-- START --

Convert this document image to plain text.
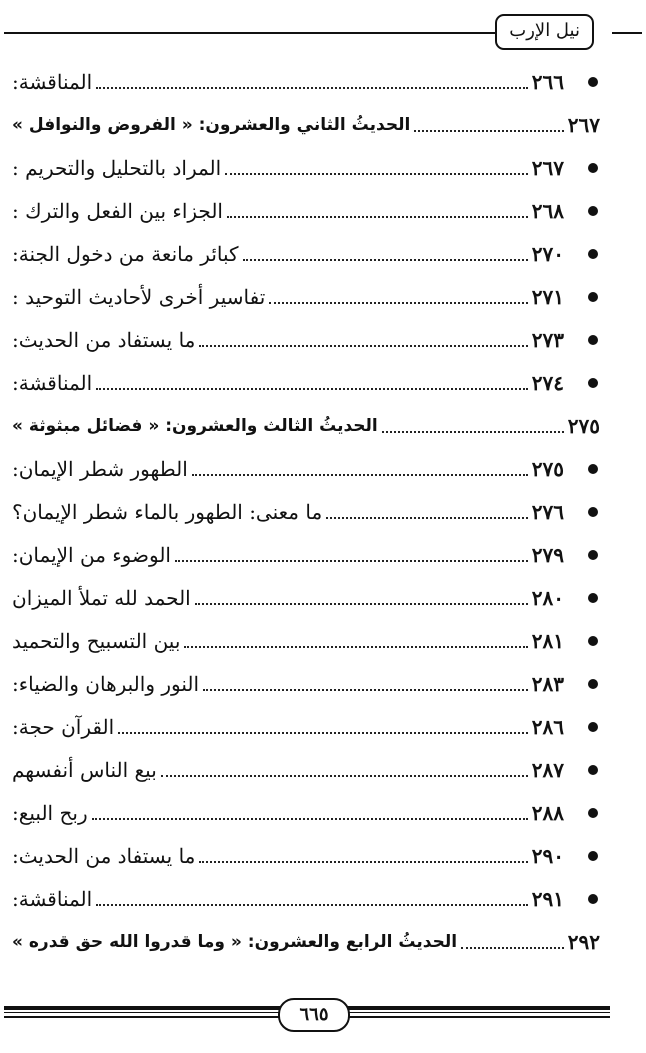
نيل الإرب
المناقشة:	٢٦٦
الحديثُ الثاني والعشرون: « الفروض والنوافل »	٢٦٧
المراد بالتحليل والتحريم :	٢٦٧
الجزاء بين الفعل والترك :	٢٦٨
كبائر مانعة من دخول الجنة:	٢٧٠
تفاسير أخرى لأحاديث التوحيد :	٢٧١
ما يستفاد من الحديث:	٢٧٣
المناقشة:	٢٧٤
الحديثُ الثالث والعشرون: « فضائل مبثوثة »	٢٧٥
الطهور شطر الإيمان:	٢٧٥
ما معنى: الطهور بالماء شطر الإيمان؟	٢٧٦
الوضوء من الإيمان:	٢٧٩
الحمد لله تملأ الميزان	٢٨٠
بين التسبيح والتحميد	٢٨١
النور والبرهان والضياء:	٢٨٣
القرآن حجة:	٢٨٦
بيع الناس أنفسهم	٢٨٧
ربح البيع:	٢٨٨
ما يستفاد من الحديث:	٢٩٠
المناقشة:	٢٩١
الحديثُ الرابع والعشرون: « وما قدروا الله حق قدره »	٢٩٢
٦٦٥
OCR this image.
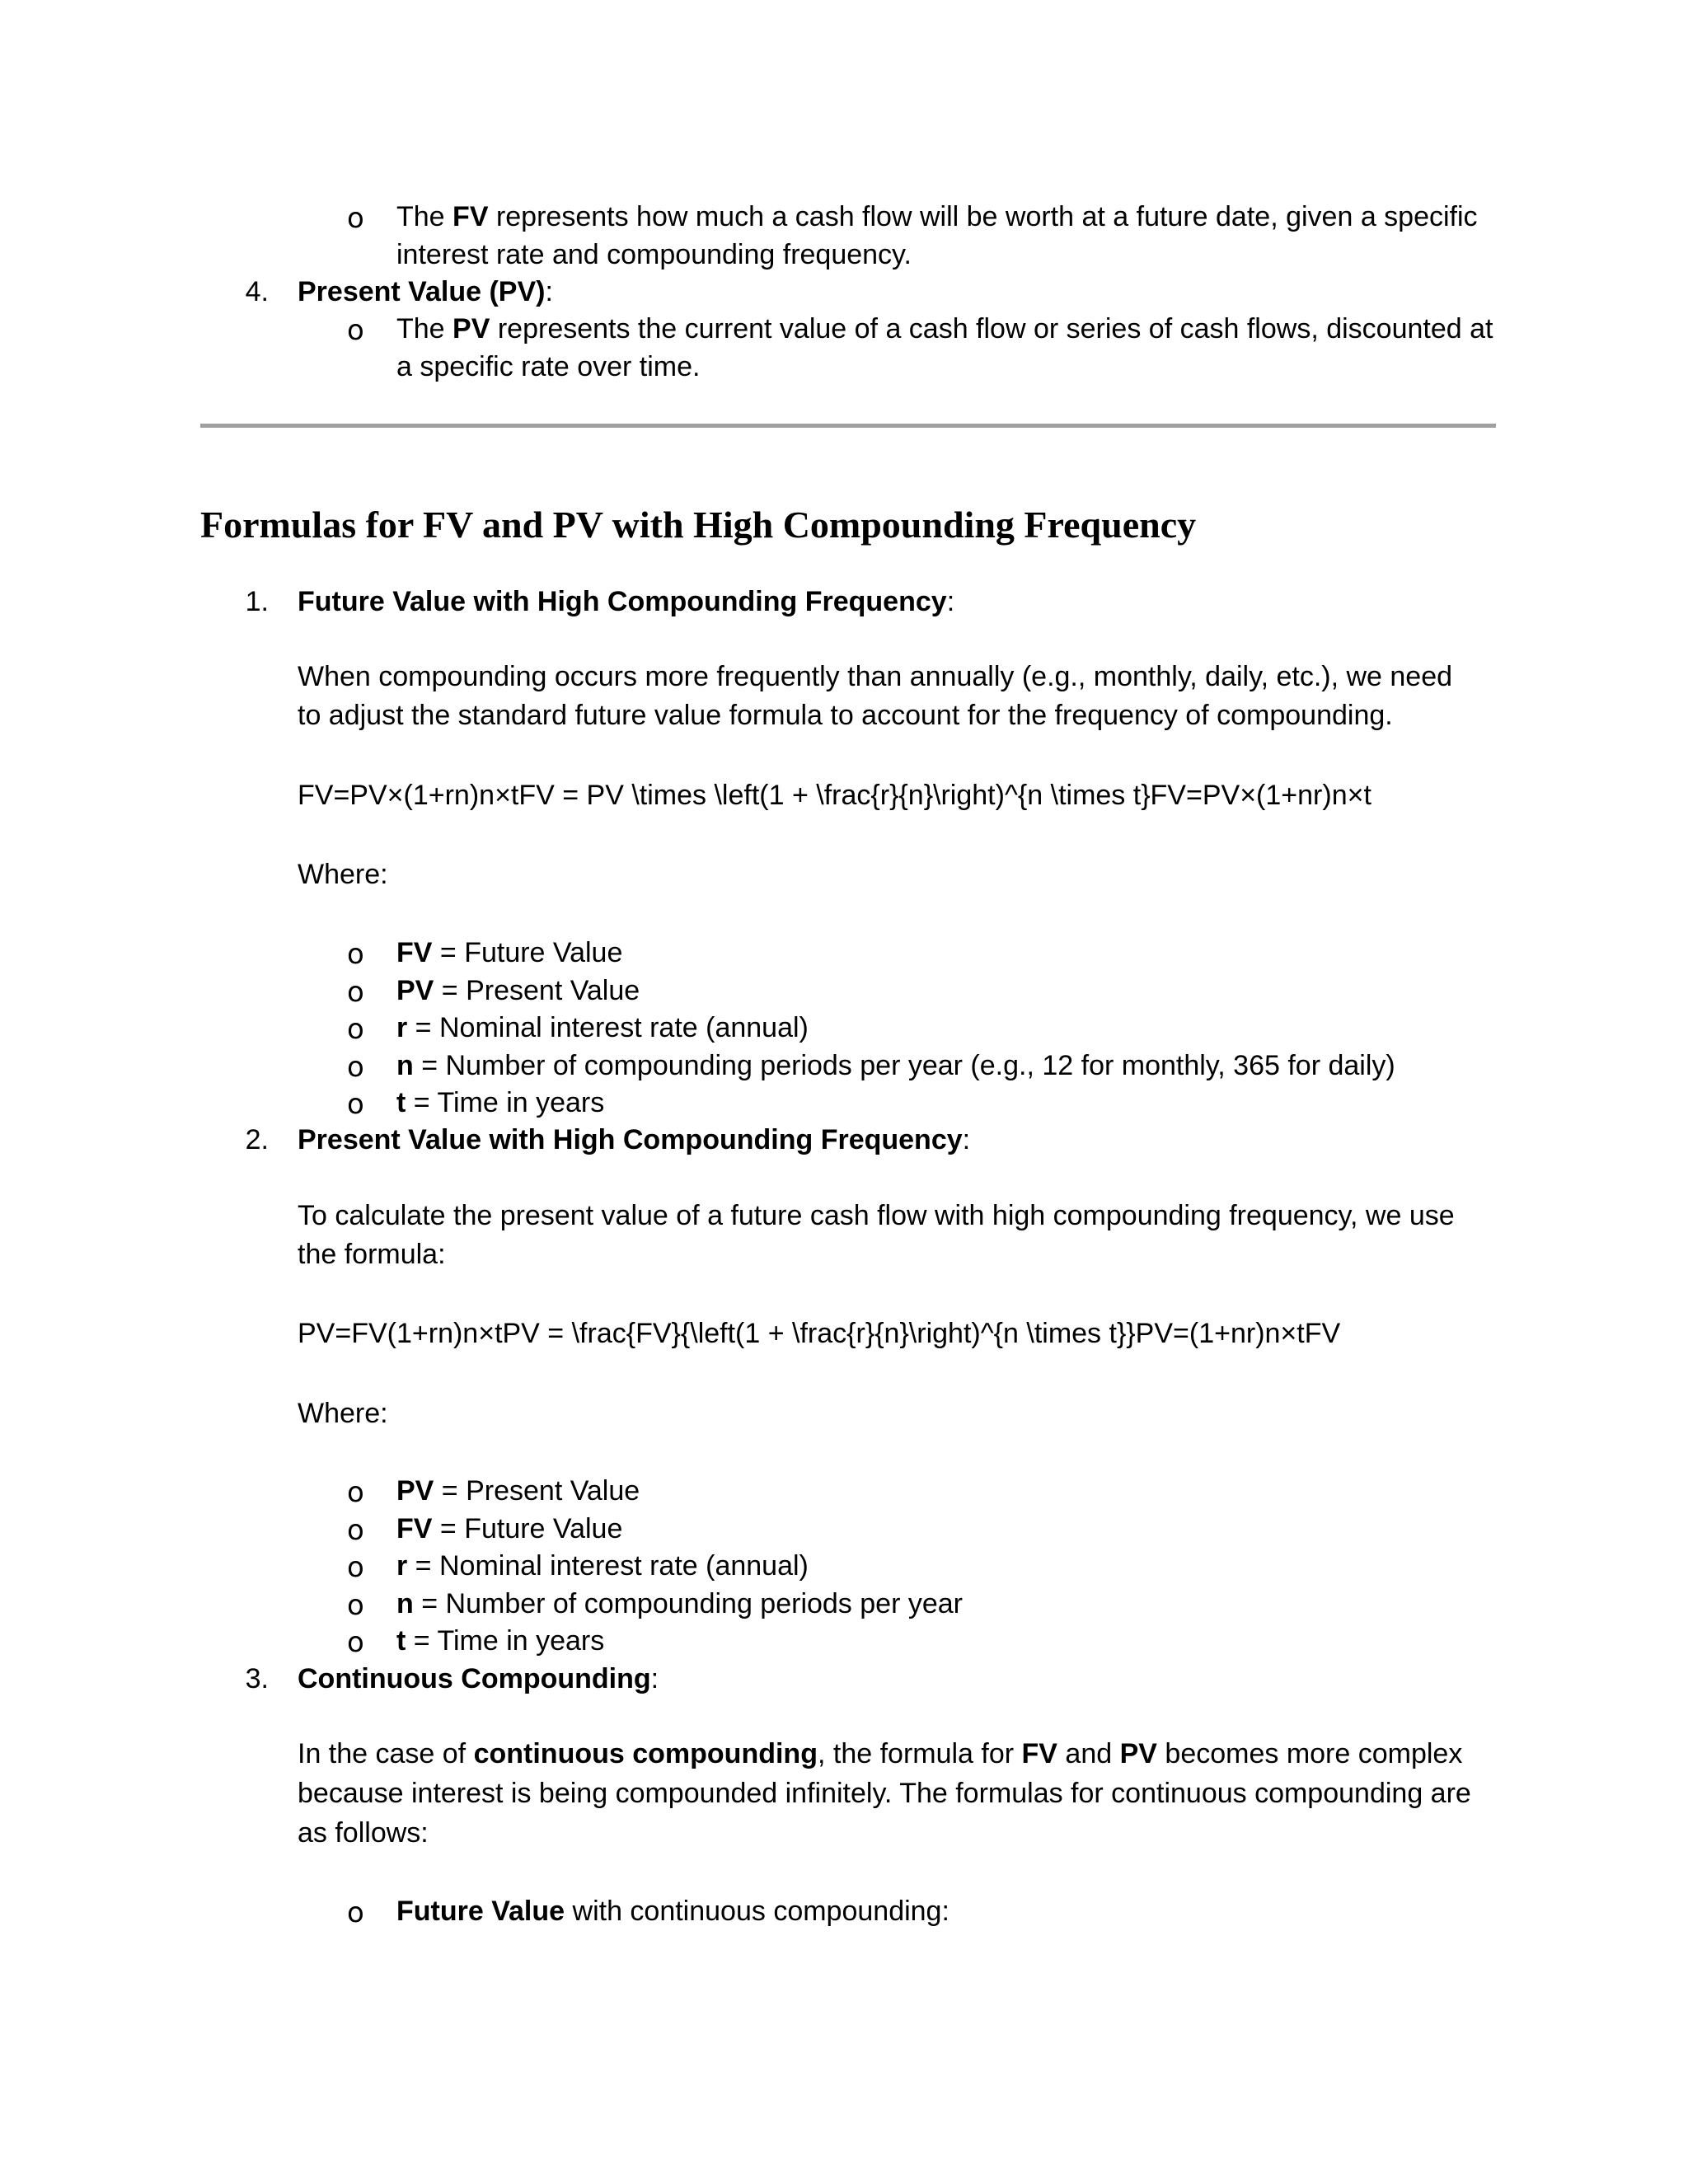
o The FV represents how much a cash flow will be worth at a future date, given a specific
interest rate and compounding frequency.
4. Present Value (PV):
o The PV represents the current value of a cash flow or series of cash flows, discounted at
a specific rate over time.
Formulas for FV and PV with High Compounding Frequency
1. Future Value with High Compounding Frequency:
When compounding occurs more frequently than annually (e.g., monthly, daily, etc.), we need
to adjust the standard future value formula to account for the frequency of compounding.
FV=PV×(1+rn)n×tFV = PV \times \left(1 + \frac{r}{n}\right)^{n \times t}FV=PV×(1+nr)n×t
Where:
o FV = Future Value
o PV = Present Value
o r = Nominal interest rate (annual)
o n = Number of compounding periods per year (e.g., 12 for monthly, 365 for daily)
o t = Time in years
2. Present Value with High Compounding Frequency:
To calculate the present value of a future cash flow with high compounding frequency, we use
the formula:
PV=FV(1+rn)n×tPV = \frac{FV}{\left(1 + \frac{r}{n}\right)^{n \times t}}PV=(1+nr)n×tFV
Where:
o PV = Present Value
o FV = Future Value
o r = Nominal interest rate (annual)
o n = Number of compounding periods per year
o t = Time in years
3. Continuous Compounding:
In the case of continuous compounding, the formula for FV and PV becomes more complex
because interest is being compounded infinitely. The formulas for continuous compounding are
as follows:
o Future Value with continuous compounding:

-- END --
-- START --

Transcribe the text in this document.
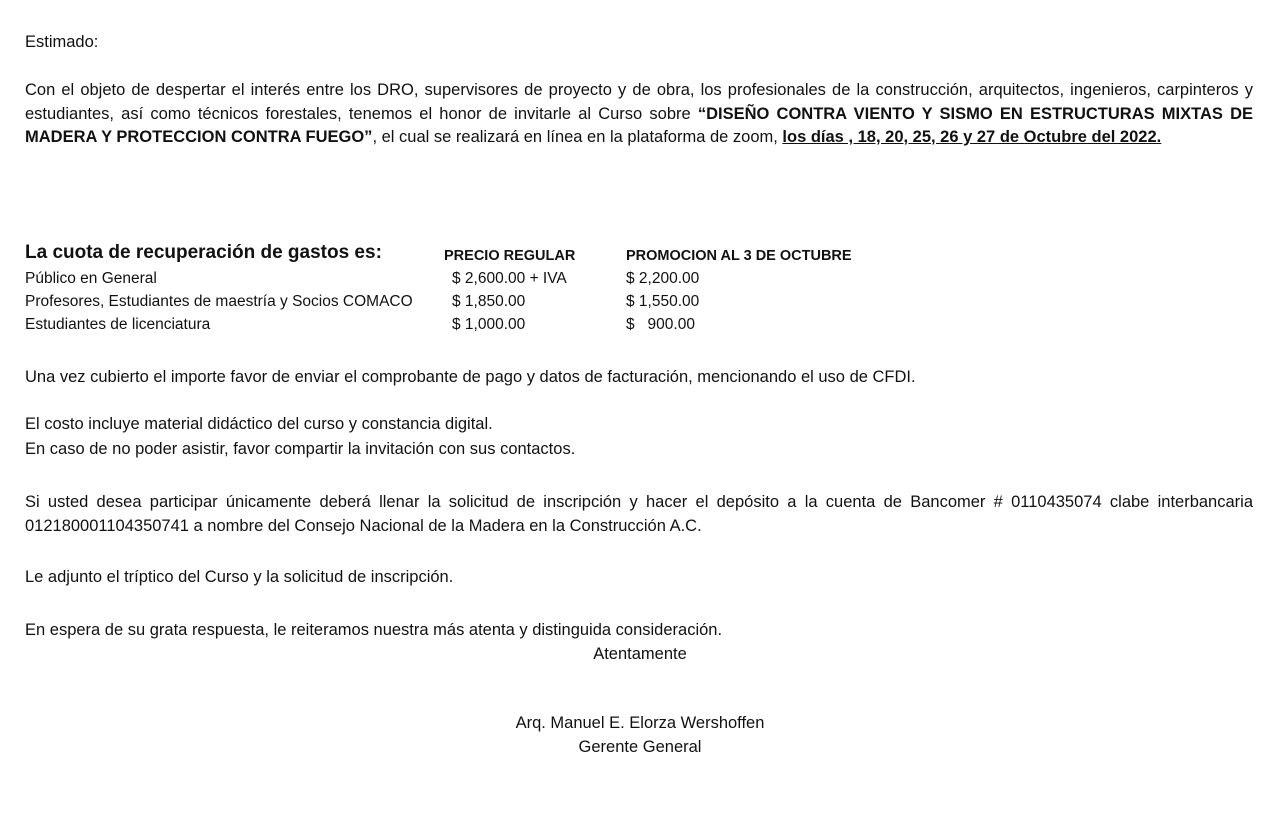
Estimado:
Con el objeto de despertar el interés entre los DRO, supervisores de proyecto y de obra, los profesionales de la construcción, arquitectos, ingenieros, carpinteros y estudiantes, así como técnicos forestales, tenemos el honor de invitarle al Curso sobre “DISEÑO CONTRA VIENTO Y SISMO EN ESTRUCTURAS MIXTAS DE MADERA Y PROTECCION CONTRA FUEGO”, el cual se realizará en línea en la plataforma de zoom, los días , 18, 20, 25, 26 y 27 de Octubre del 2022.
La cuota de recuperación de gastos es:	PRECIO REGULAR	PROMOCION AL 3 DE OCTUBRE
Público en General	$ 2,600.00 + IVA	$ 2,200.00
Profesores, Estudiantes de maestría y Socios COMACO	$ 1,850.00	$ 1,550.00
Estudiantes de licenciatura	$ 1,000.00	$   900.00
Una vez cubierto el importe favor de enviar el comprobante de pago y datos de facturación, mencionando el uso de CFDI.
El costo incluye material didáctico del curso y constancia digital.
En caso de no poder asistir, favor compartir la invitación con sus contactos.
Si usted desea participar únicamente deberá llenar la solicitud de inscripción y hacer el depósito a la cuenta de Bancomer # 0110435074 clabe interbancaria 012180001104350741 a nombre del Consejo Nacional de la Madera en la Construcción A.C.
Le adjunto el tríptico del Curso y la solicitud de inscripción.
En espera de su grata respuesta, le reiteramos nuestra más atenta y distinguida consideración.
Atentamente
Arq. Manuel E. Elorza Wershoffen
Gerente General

-- END --

● WHAT YOU SHOULD DO
Search the listing above for the string "image". Copy every line that contains it.

● SOLVED EXERCISE
Convert this document image to plain text.
OCR this image.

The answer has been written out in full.